Stored entries:
--- start ---
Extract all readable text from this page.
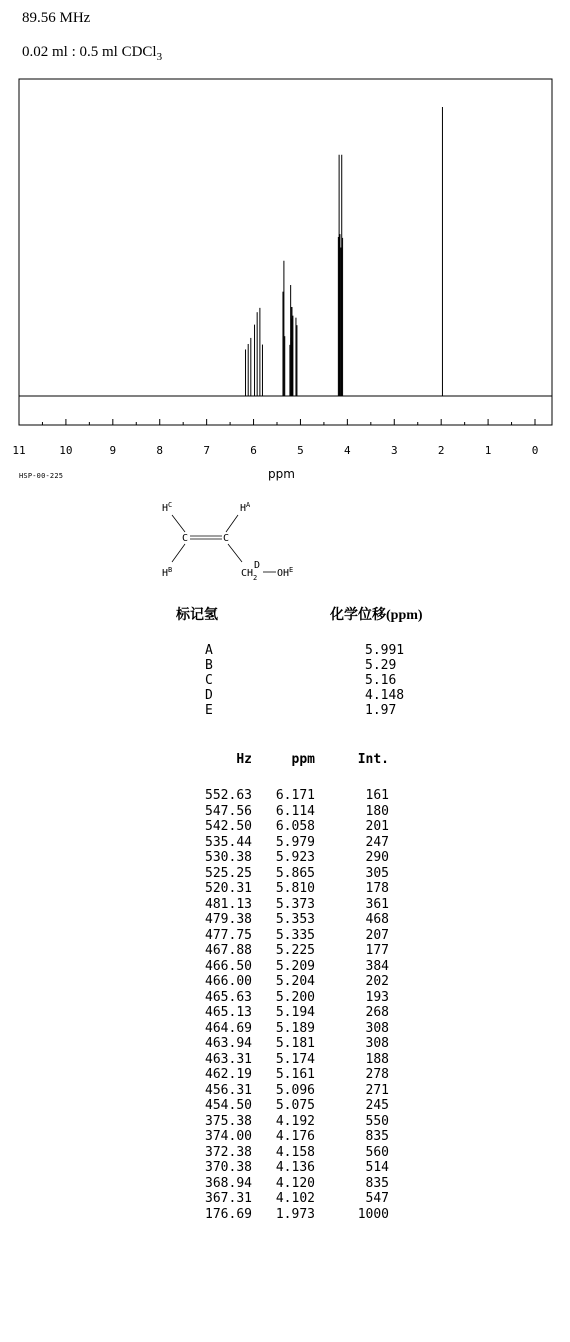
89.56 MHz
0.02 ml : 0.5 ml CDCl$_3$
11	10	9	8	7	6	5	4	3	2	1	0
HSP-00-225	ppm
$H^C$	$H^A$
C	C
$H^B$	$CH_2$
D
$OH^E$
标记氢	化学位移(ppm)
A	5.991
B	5.29
C	5.16
D	4.148
E	1.97
Hz	ppm	Int.
552.63	6.171	161
547.56	6.114	180
542.50	6.058	201
535.44	5.979	247
530.38	5.923	290
525.25	5.865	305
520.31	5.810	178
481.13	5.373	361
479.38	5.353	468
477.75	5.335	207
467.88	5.225	177
466.50	5.209	384
466.00	5.204	202
465.63	5.200	193
465.13	5.194	268
464.69	5.189	308
463.94	5.181	308
463.31	5.174	188
462.19	5.161	278
456.31	5.096	271
454.50	5.075	245
375.38	4.192	550
374.00	4.176	835
372.38	4.158	560
370.38	4.136	514
368.94	4.120	835
367.31	4.102	547
176.69	1.973	1000
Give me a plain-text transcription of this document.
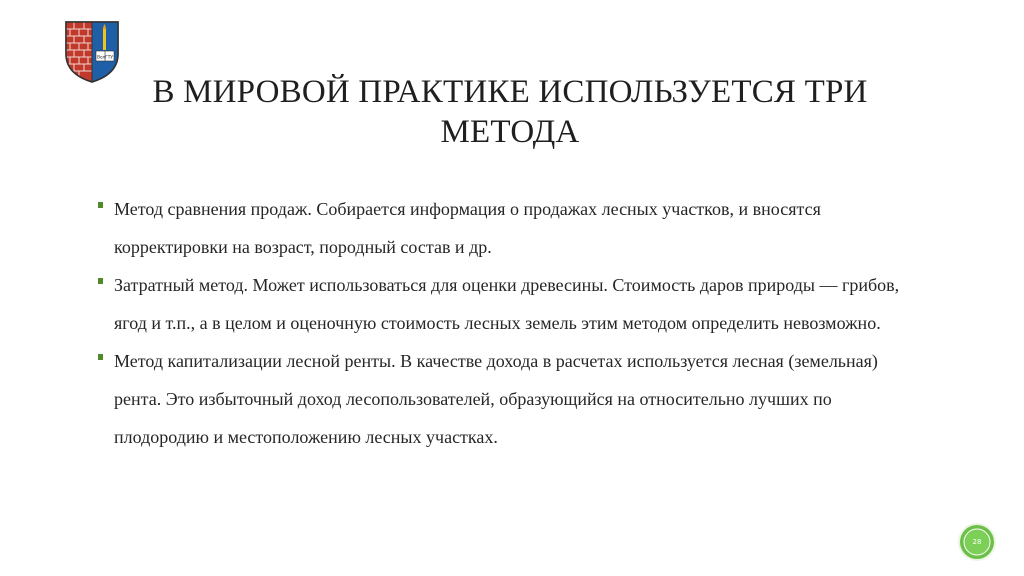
ВолГТУ
В МИРОВОЙ ПРАКТИКЕ ИСПОЛЬЗУЕТСЯ ТРИ МЕТОДА
Метод сравнения продаж. Собирается информация о продажах лесных участков, и вносятся корректировки на возраст, породный состав и др.
Затратный метод. Может использоваться для оценки древесины. Стоимость даров природы — грибов, ягод и т.п., а в целом и оценочную стоимость лесных земель этим методом определить невозможно.
Метод капитализации лесной ренты. В качестве дохода в расчетах используется лесная (земельная) рента. Это избыточный доход лесопользователей, образующийся на относительно лучших по плодородию и местоположению лесных участках.
28
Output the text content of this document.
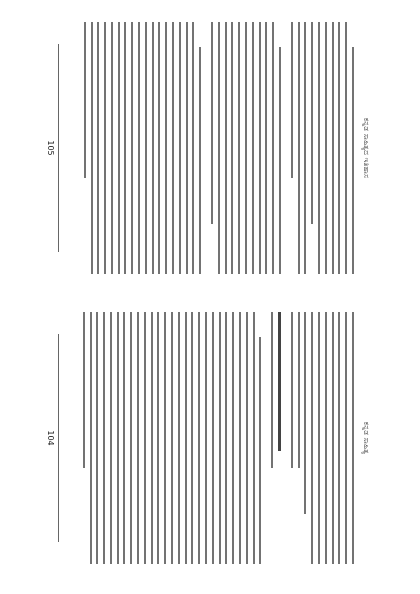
ಕನ್ನಡ ಸಾಹಿತ್ಯದ ಇತಿಹಾಸ
105
ಕನ್ನಡ ಸಾಹಿತ್ಯ
104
--- end ---
WHAT TO WORK ON:
Repeat the entries exactly and keep the pictures out of the copy.

TASK RESULT:
Extract all readable text from this page.
89.56 MHz
0.02 ml : 0.5 ml CDCl$_3$
11	10	9	8	7	6	5	4	3	2	1	0
HSP-00-225	ppm
$H^C$	$H^A$
C	C
$H^B$	$CH_2$
D
$OH^E$
标记氢	化学位移(ppm)
A	5.991
B	5.29
C	5.16
D	4.148
E	1.97
Hz	ppm	Int.
552.63	6.171	161
547.56	6.114	180
542.50	6.058	201
535.44	5.979	247
530.38	5.923	290
525.25	5.865	305
520.31	5.810	178
481.13	5.373	361
479.38	5.353	468
477.75	5.335	207
467.88	5.225	177
466.50	5.209	384
466.00	5.204	202
465.63	5.200	193
465.13	5.194	268
464.69	5.189	308
463.94	5.181	308
463.31	5.174	188
462.19	5.161	278
456.31	5.096	271
454.50	5.075	245
375.38	4.192	550
374.00	4.176	835
372.38	4.158	560
370.38	4.136	514
368.94	4.120	835
367.31	4.102	547
176.69	1.973	1000
Give me a plain-text transcription of this document.
ВолГТУ
В МИРОВОЙ ПРАКТИКЕ ИСПОЛЬЗУЕТСЯ ТРИ МЕТОДА
Метод сравнения продаж. Собирается информация о продажах лесных участков, и вносятся корректировки на возраст, породный состав и др.
Затратный метод. Может использоваться для оценки древесины. Стоимость даров природы — грибов, ягод и т.п., а в целом и оценочную стоимость лесных земель этим методом определить невозможно.
Метод капитализации лесной ренты. В качестве дохода в расчетах используется лесная (земельная) рента. Это избыточный доход лесопользователей, образующийся на относительно лучших по плодородию и местоположению лесных участках.
28
Output the text content of this document.
ಕನ್ನಡ ಸಾಹಿತ್ಯದ ಇತಿಹಾಸ
105
ಕನ್ನಡ ಸಾಹಿತ್ಯ
104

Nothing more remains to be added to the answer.